(Extracted records)

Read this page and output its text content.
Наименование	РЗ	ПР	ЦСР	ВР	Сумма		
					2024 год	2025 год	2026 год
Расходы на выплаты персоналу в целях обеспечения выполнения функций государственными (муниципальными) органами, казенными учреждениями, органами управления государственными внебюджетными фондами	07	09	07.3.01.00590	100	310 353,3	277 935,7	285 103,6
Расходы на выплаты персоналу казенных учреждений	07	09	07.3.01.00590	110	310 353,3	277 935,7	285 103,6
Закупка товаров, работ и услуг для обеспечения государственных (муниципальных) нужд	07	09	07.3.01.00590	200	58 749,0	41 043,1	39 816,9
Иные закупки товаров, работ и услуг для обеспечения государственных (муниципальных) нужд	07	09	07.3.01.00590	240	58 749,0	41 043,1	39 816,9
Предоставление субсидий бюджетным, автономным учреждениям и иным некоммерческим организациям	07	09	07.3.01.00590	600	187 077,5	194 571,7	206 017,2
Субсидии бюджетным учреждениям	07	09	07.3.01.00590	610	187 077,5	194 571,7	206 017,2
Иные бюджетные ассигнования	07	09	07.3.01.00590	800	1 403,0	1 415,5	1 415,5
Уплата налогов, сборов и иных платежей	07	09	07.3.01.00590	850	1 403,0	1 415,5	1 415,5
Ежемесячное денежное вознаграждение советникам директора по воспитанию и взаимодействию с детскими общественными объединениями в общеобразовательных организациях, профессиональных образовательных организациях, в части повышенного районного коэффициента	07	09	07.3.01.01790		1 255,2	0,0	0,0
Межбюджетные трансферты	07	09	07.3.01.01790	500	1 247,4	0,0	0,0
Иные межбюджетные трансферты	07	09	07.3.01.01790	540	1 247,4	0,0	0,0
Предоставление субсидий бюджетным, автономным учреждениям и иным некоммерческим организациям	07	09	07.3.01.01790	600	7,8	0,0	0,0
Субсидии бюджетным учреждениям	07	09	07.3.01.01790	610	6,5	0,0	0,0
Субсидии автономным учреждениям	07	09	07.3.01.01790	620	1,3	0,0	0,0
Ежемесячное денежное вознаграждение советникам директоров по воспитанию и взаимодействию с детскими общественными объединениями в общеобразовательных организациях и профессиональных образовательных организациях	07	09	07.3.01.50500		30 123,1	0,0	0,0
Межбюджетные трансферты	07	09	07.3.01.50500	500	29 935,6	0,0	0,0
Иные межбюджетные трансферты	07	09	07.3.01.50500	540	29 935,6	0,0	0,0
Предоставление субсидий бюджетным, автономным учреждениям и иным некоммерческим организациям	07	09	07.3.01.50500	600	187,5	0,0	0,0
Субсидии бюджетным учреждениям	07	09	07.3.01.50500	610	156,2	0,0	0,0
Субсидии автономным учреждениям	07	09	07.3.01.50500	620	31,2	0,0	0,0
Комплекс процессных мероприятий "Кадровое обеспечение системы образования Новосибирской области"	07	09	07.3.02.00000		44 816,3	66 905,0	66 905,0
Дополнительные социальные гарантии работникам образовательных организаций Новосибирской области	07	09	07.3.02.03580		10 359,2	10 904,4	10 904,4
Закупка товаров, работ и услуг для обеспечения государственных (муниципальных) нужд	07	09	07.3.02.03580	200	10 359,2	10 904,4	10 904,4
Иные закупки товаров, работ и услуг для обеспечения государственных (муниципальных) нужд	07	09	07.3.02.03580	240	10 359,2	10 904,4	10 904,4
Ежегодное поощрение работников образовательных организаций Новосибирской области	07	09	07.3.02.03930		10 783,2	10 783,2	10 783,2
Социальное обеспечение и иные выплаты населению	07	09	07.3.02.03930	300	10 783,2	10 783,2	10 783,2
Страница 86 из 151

__AIM OF THE EXERCISE__:
Tally how many lines of the material contain the word "трансферты". The answer must be the number and nothing else.

__FINISHED ANSWER__:
4